To do
Give the listing below again in full, exactly as written.

Information shown
········
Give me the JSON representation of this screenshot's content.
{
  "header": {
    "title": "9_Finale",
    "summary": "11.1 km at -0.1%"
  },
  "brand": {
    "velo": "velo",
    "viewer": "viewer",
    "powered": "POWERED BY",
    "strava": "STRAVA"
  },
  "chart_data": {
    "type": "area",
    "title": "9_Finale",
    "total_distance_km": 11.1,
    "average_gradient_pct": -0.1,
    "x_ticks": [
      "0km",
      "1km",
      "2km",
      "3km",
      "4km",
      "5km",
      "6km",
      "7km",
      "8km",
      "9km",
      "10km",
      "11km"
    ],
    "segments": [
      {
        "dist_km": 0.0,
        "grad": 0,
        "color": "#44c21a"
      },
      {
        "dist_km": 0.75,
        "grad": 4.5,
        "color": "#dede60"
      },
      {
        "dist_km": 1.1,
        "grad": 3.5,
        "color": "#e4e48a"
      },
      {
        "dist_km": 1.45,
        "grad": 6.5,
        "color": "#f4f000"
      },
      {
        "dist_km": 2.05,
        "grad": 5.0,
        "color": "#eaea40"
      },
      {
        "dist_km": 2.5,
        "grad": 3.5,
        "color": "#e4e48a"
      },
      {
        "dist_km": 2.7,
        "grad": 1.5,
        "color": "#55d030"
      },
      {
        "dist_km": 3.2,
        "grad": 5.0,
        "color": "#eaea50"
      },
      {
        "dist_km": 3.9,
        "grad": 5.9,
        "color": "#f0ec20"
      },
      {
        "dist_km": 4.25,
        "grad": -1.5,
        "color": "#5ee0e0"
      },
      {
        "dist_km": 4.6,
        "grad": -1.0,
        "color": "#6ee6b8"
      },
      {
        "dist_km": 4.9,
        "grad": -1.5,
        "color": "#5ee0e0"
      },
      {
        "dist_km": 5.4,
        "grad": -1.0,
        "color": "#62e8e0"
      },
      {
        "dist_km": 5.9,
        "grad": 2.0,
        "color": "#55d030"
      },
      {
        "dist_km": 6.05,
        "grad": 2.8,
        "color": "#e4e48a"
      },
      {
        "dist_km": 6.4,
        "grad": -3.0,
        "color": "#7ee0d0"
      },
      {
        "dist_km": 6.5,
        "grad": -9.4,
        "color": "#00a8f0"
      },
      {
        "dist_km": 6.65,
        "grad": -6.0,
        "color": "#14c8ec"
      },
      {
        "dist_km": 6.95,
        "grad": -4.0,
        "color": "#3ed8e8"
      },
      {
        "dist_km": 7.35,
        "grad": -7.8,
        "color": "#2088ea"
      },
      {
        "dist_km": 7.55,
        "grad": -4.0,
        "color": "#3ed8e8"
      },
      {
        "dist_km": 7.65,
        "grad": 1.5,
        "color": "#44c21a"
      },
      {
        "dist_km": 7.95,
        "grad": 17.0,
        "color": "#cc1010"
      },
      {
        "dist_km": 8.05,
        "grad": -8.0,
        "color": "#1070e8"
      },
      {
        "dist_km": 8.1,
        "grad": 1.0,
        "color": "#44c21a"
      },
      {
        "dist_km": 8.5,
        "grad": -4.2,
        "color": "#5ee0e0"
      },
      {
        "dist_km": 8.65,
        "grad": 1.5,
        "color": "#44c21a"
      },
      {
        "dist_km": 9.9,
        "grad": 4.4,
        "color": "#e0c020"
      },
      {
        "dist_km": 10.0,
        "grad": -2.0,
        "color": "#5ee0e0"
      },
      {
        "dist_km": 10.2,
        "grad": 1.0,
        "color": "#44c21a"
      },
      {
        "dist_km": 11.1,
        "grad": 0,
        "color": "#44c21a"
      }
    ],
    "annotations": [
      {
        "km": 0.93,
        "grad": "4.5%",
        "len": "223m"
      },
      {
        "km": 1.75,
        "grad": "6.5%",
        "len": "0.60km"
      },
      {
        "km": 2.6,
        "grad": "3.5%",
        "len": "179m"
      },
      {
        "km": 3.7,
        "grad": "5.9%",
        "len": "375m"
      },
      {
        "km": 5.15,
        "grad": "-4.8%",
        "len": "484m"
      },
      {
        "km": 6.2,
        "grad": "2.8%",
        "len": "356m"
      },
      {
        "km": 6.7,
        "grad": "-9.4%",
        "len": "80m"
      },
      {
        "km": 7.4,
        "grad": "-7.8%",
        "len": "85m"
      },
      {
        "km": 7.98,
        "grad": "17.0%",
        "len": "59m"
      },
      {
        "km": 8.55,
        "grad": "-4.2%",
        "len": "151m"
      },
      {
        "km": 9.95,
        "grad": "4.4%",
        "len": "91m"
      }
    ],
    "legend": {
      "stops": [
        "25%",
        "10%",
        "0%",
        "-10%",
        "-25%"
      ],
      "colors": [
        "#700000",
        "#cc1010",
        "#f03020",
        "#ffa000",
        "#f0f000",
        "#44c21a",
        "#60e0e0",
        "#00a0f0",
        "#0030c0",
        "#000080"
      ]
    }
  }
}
········
Task result
Give me the JSON representation of this screenshot's content.
{
  "header": {
    "title": "9_Finale",
    "summary": "11.1 km at -0.1%"
  },
  "brand": {
    "velo": "velo",
    "viewer": "viewer",
    "powered": "POWERED BY",
    "strava": "STRAVA"
  },
  "chart_data": {
    "type": "area",
    "title": "9_Finale",
    "total_distance_km": 11.1,
    "average_gradient_pct": -0.1,
    "x_ticks": [
      "0km",
      "1km",
      "2km",
      "3km",
      "4km",
      "5km",
      "6km",
      "7km",
      "8km",
      "9km",
      "10km",
      "11km"
    ],
    "segments": [
      {
        "dist_km": 0.0,
        "grad": 0,
        "color": "#44c21a"
      },
      {
        "dist_km": 0.75,
        "grad": 4.5,
        "color": "#dede60"
      },
      {
        "dist_km": 1.1,
        "grad": 3.5,
        "color": "#e4e48a"
      },
      {
        "dist_km": 1.45,
        "grad": 6.5,
        "color": "#f4f000"
      },
      {
        "dist_km": 2.05,
        "grad": 5.0,
        "color": "#eaea40"
      },
      {
        "dist_km": 2.5,
        "grad": 3.5,
        "color": "#e4e48a"
      },
      {
        "dist_km": 2.7,
        "grad": 1.5,
        "color": "#55d030"
      },
      {
        "dist_km": 3.2,
        "grad": 5.0,
        "color": "#eaea50"
      },
      {
        "dist_km": 3.9,
        "grad": 5.9,
        "color": "#f0ec20"
      },
      {
        "dist_km": 4.25,
        "grad": -1.5,
        "color": "#5ee0e0"
      },
      {
        "dist_km": 4.6,
        "grad": -1.0,
        "color": "#6ee6b8"
      },
      {
        "dist_km": 4.9,
        "grad": -1.5,
        "color": "#5ee0e0"
      },
      {
        "dist_km": 5.4,
        "grad": -1.0,
        "color": "#62e8e0"
      },
      {
        "dist_km": 5.9,
        "grad": 2.0,
        "color": "#55d030"
      },
      {
        "dist_km": 6.05,
        "grad": 2.8,
        "color": "#e4e48a"
      },
      {
        "dist_km": 6.4,
        "grad": -3.0,
        "color": "#7ee0d0"
      },
      {
        "dist_km": 6.5,
        "grad": -9.4,
        "color": "#00a8f0"
      },
      {
        "dist_km": 6.65,
        "grad": -6.0,
        "color": "#14c8ec"
      },
      {
        "dist_km": 6.95,
        "grad": -4.0,
        "color": "#3ed8e8"
      },
      {
        "dist_km": 7.35,
        "grad": -7.8,
        "color": "#2088ea"
      },
      {
        "dist_km": 7.55,
        "grad": -4.0,
        "color": "#3ed8e8"
      },
      {
        "dist_km": 7.65,
        "grad": 1.5,
        "color": "#44c21a"
      },
      {
        "dist_km": 7.95,
        "grad": 17.0,
        "color": "#cc1010"
      },
      {
        "dist_km": 8.05,
        "grad": -8.0,
        "color": "#1070e8"
      },
      {
        "dist_km": 8.1,
        "grad": 1.0,
        "color": "#44c21a"
      },
      {
        "dist_km": 8.5,
        "grad": -4.2,
        "color": "#5ee0e0"
      },
      {
        "dist_km": 8.65,
        "grad": 1.5,
        "color": "#44c21a"
      },
      {
        "dist_km": 9.9,
        "grad": 4.4,
        "color": "#e0c020"
      },
      {
        "dist_km": 10.0,
        "grad": -2.0,
        "color": "#5ee0e0"
      },
      {
        "dist_km": 10.2,
        "grad": 1.0,
        "color": "#44c21a"
      },
      {
        "dist_km": 11.1,
        "grad": 0,
        "color": "#44c21a"
      }
    ],
    "annotations": [
      {
        "km": 0.93,
        "grad": "4.5%",
        "len": "223m"
      },
      {
        "km": 1.75,
        "grad": "6.5%",
        "len": "0.60km"
      },
      {
        "km": 2.6,
        "grad": "3.5%",
        "len": "179m"
      },
      {
        "km": 3.7,
        "grad": "5.9%",
        "len": "375m"
      },
      {
        "km": 5.15,
        "grad": "-4.8%",
        "len": "484m"
      },
      {
        "km": 6.2,
        "grad": "2.8%",
        "len": "356m"
      },
      {
        "km": 6.7,
        "grad": "-9.4%",
        "len": "80m"
      },
      {
        "km": 7.4,
        "grad": "-7.8%",
        "len": "85m"
      },
      {
        "km": 7.98,
        "grad": "17.0%",
        "len": "59m"
      },
      {
        "km": 8.55,
        "grad": "-4.2%",
        "len": "151m"
      },
      {
        "km": 9.95,
        "grad": "4.4%",
        "len": "91m"
      }
    ],
    "legend": {
      "stops": [
        "25%",
        "10%",
        "0%",
        "-10%",
        "-25%"
      ],
      "colors": [
        "#700000",
        "#cc1010",
        "#f03020",
        "#ffa000",
        "#f0f000",
        "#44c21a",
        "#60e0e0",
        "#00a0f0",
        "#0030c0",
        "#000080"
      ]
    }
  }
}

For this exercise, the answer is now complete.